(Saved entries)
»»

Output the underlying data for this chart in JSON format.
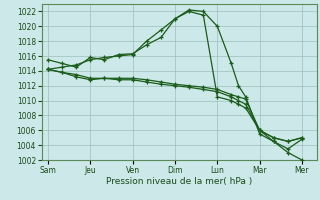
{
  "xlabel": "Pression niveau de la mer( hPa )",
  "bg_color": "#cce8e8",
  "grid_color": "#9dbfbf",
  "line_color": "#1a5c1a",
  "xtick_labels": [
    "Sam",
    "Jeu",
    "Ven",
    "Dim",
    "Lun",
    "Mar",
    "Mer"
  ],
  "xtick_positions": [
    0,
    1,
    2,
    3,
    4,
    5,
    6
  ],
  "ylim": [
    1002,
    1023
  ],
  "yticks": [
    1002,
    1004,
    1006,
    1008,
    1010,
    1012,
    1014,
    1016,
    1018,
    1020,
    1022
  ],
  "series": [
    {
      "x": [
        0,
        0.33,
        0.67,
        1.0,
        1.33,
        1.67,
        2.0,
        2.33,
        2.67,
        3.0,
        3.33,
        3.67,
        4.0,
        4.33,
        4.5,
        4.67,
        5.0,
        5.33,
        5.67,
        6.0
      ],
      "y": [
        1015.5,
        1015.0,
        1014.5,
        1015.8,
        1015.5,
        1016.2,
        1016.3,
        1017.5,
        1018.5,
        1021.0,
        1022.2,
        1022.0,
        1020.0,
        1015.0,
        1012.0,
        1010.5,
        1005.5,
        1004.5,
        1003.0,
        1002.0
      ]
    },
    {
      "x": [
        0,
        0.33,
        0.67,
        1.0,
        1.33,
        1.67,
        2.0,
        2.33,
        2.67,
        3.0,
        3.33,
        3.67,
        4.0,
        4.33,
        4.5,
        4.67,
        5.0,
        5.33,
        5.67,
        6.0
      ],
      "y": [
        1014.2,
        1014.5,
        1014.8,
        1015.5,
        1015.8,
        1016.0,
        1016.2,
        1018.0,
        1019.5,
        1021.0,
        1022.0,
        1021.5,
        1010.5,
        1010.0,
        1009.5,
        1009.0,
        1006.0,
        1005.0,
        1004.5,
        1005.0
      ]
    },
    {
      "x": [
        0,
        0.33,
        0.67,
        1.0,
        1.33,
        1.67,
        2.0,
        2.33,
        2.67,
        3.0,
        3.33,
        3.67,
        4.0,
        4.33,
        4.5,
        4.67,
        5.0,
        5.33,
        5.67,
        6.0
      ],
      "y": [
        1014.2,
        1013.8,
        1013.2,
        1012.8,
        1013.0,
        1013.0,
        1013.0,
        1012.8,
        1012.5,
        1012.2,
        1012.0,
        1011.8,
        1011.5,
        1010.8,
        1010.5,
        1010.2,
        1006.0,
        1005.0,
        1004.5,
        1005.0
      ]
    },
    {
      "x": [
        0,
        0.33,
        0.67,
        1.0,
        1.33,
        1.67,
        2.0,
        2.33,
        2.67,
        3.0,
        3.33,
        3.67,
        4.0,
        4.33,
        4.5,
        4.67,
        5.0,
        5.33,
        5.67,
        6.0
      ],
      "y": [
        1014.2,
        1013.8,
        1013.5,
        1013.0,
        1013.0,
        1012.8,
        1012.8,
        1012.5,
        1012.2,
        1012.0,
        1011.8,
        1011.5,
        1011.2,
        1010.5,
        1010.0,
        1009.5,
        1006.0,
        1004.5,
        1003.5,
        1004.8
      ]
    }
  ]
}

««

**Objective**
Copy every line above word for word and exclude the pictures.

**Answer for this exercise**
Output the underlying data for this chart in JSON format.
{
  "xlabel": "Pression niveau de la mer( hPa )",
  "bg_color": "#cce8e8",
  "grid_color": "#9dbfbf",
  "line_color": "#1a5c1a",
  "xtick_labels": [
    "Sam",
    "Jeu",
    "Ven",
    "Dim",
    "Lun",
    "Mar",
    "Mer"
  ],
  "xtick_positions": [
    0,
    1,
    2,
    3,
    4,
    5,
    6
  ],
  "ylim": [
    1002,
    1023
  ],
  "yticks": [
    1002,
    1004,
    1006,
    1008,
    1010,
    1012,
    1014,
    1016,
    1018,
    1020,
    1022
  ],
  "series": [
    {
      "x": [
        0,
        0.33,
        0.67,
        1.0,
        1.33,
        1.67,
        2.0,
        2.33,
        2.67,
        3.0,
        3.33,
        3.67,
        4.0,
        4.33,
        4.5,
        4.67,
        5.0,
        5.33,
        5.67,
        6.0
      ],
      "y": [
        1015.5,
        1015.0,
        1014.5,
        1015.8,
        1015.5,
        1016.2,
        1016.3,
        1017.5,
        1018.5,
        1021.0,
        1022.2,
        1022.0,
        1020.0,
        1015.0,
        1012.0,
        1010.5,
        1005.5,
        1004.5,
        1003.0,
        1002.0
      ]
    },
    {
      "x": [
        0,
        0.33,
        0.67,
        1.0,
        1.33,
        1.67,
        2.0,
        2.33,
        2.67,
        3.0,
        3.33,
        3.67,
        4.0,
        4.33,
        4.5,
        4.67,
        5.0,
        5.33,
        5.67,
        6.0
      ],
      "y": [
        1014.2,
        1014.5,
        1014.8,
        1015.5,
        1015.8,
        1016.0,
        1016.2,
        1018.0,
        1019.5,
        1021.0,
        1022.0,
        1021.5,
        1010.5,
        1010.0,
        1009.5,
        1009.0,
        1006.0,
        1005.0,
        1004.5,
        1005.0
      ]
    },
    {
      "x": [
        0,
        0.33,
        0.67,
        1.0,
        1.33,
        1.67,
        2.0,
        2.33,
        2.67,
        3.0,
        3.33,
        3.67,
        4.0,
        4.33,
        4.5,
        4.67,
        5.0,
        5.33,
        5.67,
        6.0
      ],
      "y": [
        1014.2,
        1013.8,
        1013.2,
        1012.8,
        1013.0,
        1013.0,
        1013.0,
        1012.8,
        1012.5,
        1012.2,
        1012.0,
        1011.8,
        1011.5,
        1010.8,
        1010.5,
        1010.2,
        1006.0,
        1005.0,
        1004.5,
        1005.0
      ]
    },
    {
      "x": [
        0,
        0.33,
        0.67,
        1.0,
        1.33,
        1.67,
        2.0,
        2.33,
        2.67,
        3.0,
        3.33,
        3.67,
        4.0,
        4.33,
        4.5,
        4.67,
        5.0,
        5.33,
        5.67,
        6.0
      ],
      "y": [
        1014.2,
        1013.8,
        1013.5,
        1013.0,
        1013.0,
        1012.8,
        1012.8,
        1012.5,
        1012.2,
        1012.0,
        1011.8,
        1011.5,
        1011.2,
        1010.5,
        1010.0,
        1009.5,
        1006.0,
        1004.5,
        1003.5,
        1004.8
      ]
    }
  ]
}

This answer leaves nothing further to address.